Stated problem>
Report, as a bare number, how many lines hold "version".

[Data extracted from a collection]
______________________________

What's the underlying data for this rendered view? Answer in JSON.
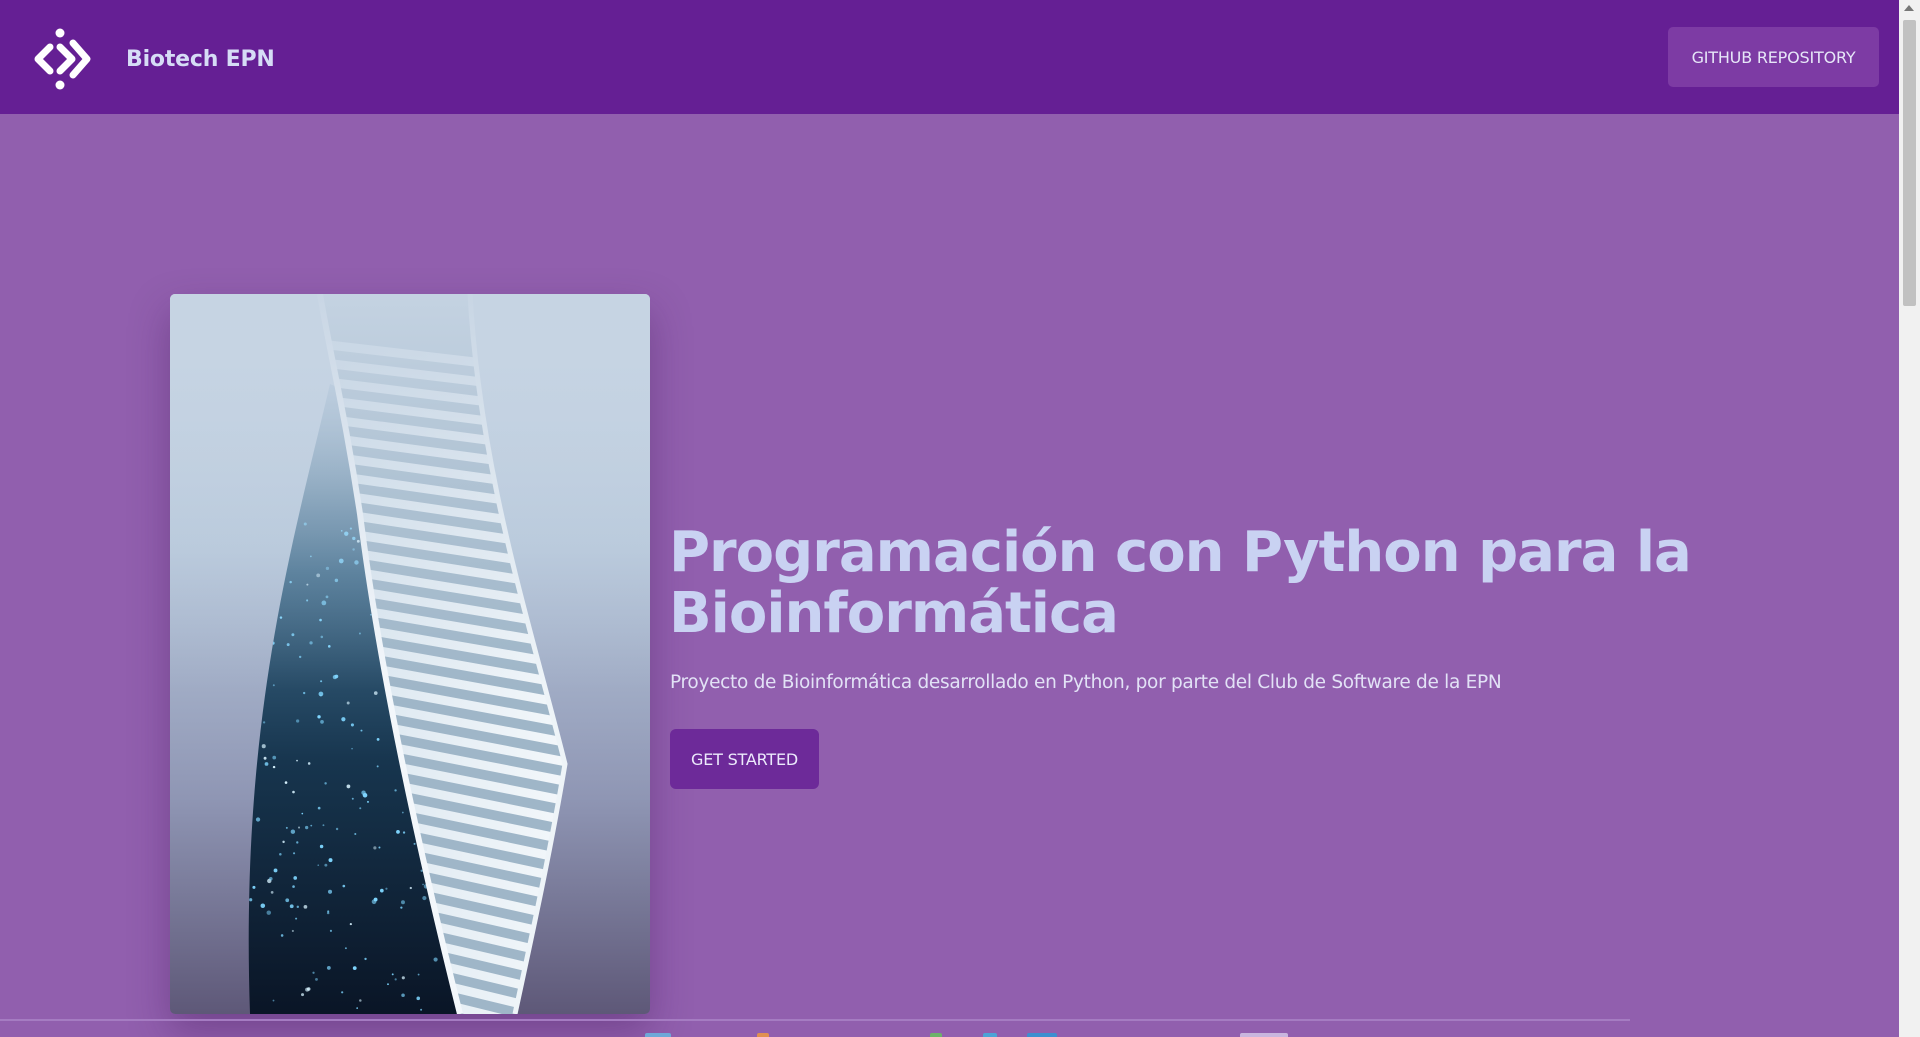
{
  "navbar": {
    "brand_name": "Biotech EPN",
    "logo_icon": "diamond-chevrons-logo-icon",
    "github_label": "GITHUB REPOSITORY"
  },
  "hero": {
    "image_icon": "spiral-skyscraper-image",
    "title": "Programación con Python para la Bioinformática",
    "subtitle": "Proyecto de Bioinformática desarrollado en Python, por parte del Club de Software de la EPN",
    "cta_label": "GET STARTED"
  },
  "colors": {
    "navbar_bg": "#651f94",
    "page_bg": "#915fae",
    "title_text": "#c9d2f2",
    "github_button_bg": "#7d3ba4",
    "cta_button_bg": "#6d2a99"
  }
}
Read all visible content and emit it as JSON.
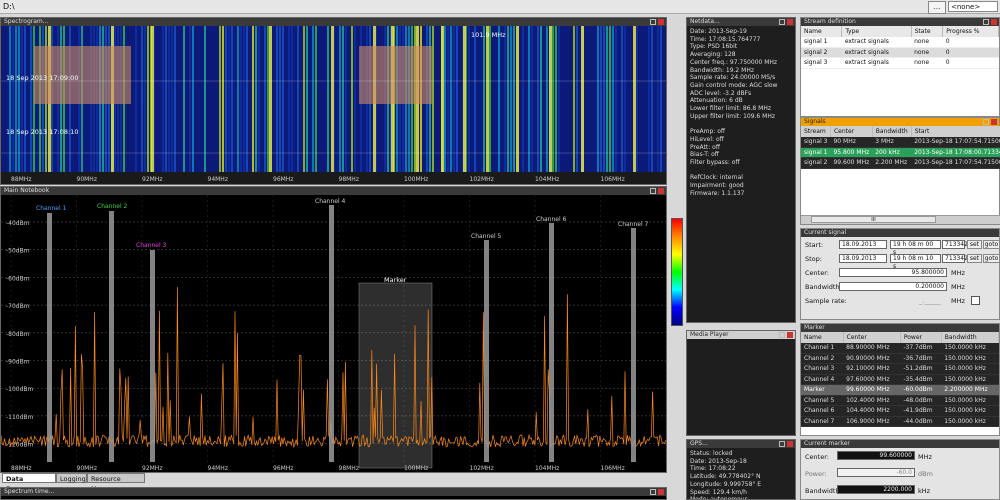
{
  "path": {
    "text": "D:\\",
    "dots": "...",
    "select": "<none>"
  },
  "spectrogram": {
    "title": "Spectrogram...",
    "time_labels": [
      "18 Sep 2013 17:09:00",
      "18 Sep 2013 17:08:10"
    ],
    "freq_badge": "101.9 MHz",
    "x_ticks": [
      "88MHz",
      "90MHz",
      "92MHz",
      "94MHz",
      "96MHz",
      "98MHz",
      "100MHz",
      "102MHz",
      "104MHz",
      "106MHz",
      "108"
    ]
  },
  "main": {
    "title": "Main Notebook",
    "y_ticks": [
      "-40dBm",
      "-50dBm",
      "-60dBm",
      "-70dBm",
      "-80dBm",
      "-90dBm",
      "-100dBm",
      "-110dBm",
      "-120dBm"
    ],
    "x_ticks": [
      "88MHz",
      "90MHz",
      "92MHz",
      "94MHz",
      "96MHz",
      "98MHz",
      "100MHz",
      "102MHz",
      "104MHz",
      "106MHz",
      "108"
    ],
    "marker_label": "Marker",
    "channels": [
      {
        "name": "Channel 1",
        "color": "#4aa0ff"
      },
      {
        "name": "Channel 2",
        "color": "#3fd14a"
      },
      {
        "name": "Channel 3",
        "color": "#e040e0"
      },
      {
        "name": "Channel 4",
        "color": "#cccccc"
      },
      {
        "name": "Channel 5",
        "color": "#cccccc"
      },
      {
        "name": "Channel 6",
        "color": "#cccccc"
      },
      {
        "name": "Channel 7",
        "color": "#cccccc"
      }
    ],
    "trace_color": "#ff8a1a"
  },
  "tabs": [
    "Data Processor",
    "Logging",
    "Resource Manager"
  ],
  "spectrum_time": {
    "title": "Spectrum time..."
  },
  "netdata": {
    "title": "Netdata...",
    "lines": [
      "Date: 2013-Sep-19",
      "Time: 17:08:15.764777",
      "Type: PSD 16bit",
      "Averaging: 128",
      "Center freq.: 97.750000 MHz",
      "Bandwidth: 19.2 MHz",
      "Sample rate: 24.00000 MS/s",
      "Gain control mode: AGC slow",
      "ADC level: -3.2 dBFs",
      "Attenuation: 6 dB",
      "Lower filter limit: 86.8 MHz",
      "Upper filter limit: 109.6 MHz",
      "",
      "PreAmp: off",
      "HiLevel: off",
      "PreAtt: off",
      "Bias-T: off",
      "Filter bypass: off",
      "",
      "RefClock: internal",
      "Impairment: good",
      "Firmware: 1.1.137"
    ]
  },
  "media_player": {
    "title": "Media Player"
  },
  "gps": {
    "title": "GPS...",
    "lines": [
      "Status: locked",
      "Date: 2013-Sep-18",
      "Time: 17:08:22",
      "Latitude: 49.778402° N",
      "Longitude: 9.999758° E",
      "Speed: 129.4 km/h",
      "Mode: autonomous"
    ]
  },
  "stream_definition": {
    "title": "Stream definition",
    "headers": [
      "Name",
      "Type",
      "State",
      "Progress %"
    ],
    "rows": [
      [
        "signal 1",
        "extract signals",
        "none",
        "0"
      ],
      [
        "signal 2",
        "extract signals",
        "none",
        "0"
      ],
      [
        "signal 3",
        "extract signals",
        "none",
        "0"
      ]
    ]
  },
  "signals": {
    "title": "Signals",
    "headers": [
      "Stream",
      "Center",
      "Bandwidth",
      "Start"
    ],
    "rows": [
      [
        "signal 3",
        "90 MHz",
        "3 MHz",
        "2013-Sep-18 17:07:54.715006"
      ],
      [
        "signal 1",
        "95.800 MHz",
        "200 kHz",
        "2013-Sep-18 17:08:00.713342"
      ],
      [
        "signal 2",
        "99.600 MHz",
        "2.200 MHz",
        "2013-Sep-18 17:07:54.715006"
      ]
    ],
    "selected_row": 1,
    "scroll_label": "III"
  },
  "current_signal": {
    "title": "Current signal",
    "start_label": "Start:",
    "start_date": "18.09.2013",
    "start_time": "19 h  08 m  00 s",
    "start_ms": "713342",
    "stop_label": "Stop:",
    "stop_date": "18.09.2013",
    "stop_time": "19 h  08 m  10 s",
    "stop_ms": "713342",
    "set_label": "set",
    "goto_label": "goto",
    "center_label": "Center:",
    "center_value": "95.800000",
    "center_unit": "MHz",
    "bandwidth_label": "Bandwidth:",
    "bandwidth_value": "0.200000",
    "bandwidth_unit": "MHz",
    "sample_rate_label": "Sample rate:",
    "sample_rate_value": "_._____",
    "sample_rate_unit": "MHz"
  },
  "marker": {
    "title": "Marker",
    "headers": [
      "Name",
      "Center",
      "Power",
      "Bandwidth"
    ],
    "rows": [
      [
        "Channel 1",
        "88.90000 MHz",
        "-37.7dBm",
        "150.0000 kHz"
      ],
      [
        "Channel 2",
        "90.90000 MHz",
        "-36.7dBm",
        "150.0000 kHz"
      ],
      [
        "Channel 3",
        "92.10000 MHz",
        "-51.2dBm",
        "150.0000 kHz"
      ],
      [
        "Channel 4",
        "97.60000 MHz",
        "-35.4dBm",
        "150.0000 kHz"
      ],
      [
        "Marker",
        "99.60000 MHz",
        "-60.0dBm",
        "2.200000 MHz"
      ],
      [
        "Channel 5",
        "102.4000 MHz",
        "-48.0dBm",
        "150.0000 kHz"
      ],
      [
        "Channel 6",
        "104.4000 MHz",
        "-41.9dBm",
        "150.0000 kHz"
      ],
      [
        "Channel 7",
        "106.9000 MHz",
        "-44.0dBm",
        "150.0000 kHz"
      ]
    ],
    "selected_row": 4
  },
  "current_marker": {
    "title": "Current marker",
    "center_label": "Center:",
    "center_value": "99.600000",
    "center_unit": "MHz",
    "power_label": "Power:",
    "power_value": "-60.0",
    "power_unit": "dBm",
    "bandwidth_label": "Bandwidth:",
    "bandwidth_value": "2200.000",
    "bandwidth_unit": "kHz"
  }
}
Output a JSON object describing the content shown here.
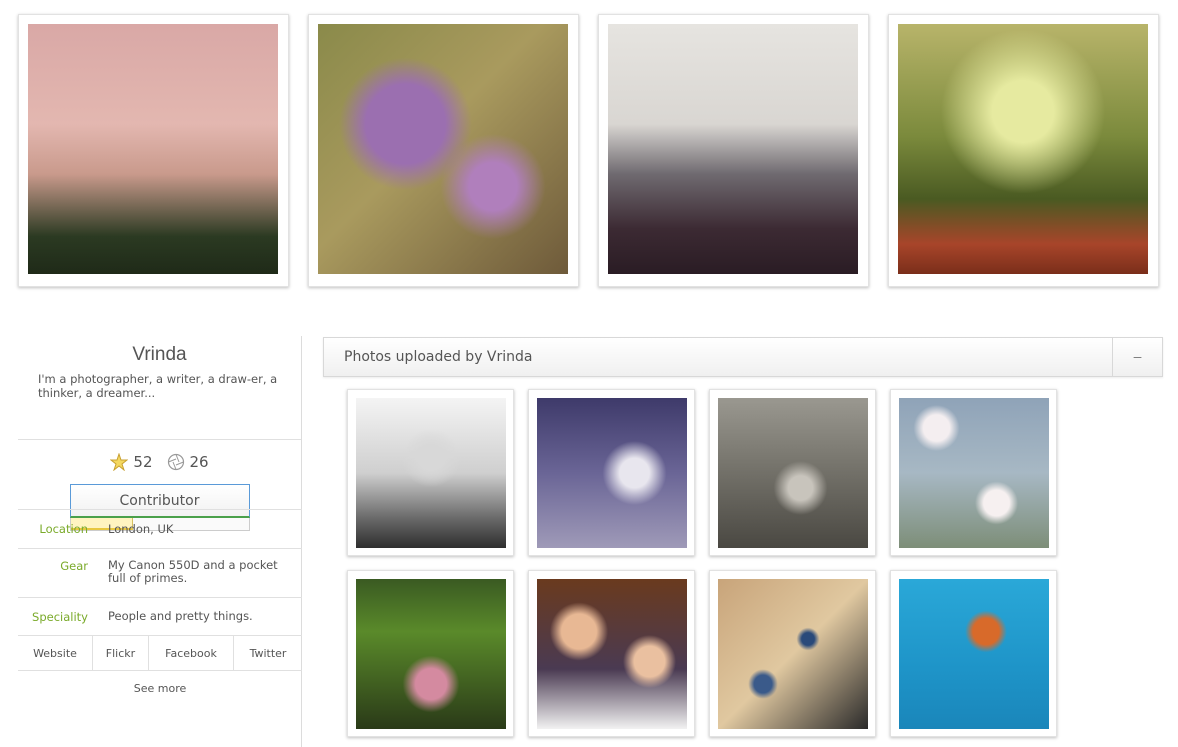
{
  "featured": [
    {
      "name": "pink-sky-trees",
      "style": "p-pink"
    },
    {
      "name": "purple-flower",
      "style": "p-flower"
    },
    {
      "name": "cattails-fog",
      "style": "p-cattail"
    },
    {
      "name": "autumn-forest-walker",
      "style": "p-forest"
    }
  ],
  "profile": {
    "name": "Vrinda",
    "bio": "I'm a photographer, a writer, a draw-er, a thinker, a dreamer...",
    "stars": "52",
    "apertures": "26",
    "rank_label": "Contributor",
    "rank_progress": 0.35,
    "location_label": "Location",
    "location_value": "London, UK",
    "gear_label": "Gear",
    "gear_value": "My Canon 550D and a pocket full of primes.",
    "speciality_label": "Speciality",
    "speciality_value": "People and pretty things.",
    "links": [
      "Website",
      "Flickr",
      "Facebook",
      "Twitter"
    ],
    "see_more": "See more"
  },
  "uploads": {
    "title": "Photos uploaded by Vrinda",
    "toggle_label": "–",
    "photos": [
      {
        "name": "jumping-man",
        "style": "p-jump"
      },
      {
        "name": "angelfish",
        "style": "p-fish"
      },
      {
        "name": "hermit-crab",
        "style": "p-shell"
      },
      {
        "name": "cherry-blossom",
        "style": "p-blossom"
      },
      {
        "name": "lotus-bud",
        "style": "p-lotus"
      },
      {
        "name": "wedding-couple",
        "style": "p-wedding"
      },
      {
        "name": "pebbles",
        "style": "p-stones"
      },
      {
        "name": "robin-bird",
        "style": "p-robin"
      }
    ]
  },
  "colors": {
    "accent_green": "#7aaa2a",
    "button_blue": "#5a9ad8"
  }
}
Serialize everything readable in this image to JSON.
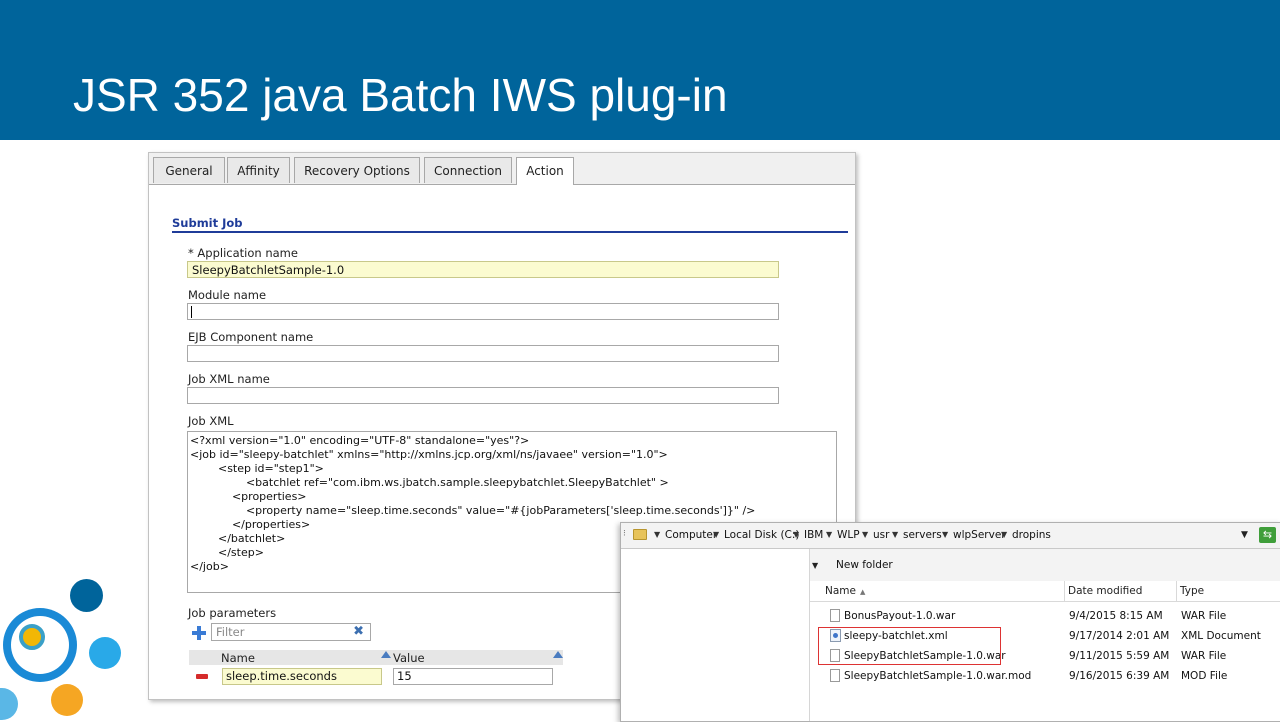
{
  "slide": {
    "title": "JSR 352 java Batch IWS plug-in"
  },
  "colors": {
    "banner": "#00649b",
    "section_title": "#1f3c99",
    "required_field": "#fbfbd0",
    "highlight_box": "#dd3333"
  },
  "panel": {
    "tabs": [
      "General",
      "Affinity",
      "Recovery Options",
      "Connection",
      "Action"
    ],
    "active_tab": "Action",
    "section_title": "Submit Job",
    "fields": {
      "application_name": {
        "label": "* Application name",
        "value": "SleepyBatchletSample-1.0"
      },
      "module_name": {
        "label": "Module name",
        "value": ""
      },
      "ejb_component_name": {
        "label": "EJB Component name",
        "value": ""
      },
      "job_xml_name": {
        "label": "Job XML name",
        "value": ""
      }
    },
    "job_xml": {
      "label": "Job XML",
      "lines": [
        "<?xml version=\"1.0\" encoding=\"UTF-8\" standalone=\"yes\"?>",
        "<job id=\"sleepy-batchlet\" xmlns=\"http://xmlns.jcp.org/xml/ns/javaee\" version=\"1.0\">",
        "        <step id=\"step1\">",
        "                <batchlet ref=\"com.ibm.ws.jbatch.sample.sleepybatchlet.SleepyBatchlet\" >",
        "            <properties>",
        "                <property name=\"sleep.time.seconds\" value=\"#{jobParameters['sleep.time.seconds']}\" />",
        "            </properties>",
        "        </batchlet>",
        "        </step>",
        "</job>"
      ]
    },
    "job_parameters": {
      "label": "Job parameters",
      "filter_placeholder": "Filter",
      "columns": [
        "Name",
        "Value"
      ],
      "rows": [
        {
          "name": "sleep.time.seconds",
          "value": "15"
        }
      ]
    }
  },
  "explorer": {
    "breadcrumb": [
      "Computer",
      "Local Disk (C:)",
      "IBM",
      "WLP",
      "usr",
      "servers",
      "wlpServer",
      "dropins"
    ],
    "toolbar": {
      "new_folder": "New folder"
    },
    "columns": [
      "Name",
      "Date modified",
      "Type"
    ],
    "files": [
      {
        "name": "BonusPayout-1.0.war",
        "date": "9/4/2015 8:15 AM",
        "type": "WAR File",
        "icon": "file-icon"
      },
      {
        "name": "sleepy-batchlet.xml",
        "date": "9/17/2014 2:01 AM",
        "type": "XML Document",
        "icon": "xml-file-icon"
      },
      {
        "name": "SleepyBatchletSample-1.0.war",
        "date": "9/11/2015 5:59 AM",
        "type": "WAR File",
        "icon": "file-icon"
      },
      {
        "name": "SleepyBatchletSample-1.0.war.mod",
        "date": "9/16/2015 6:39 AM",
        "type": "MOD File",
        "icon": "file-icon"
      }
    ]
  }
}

______________________________

Correct response>
2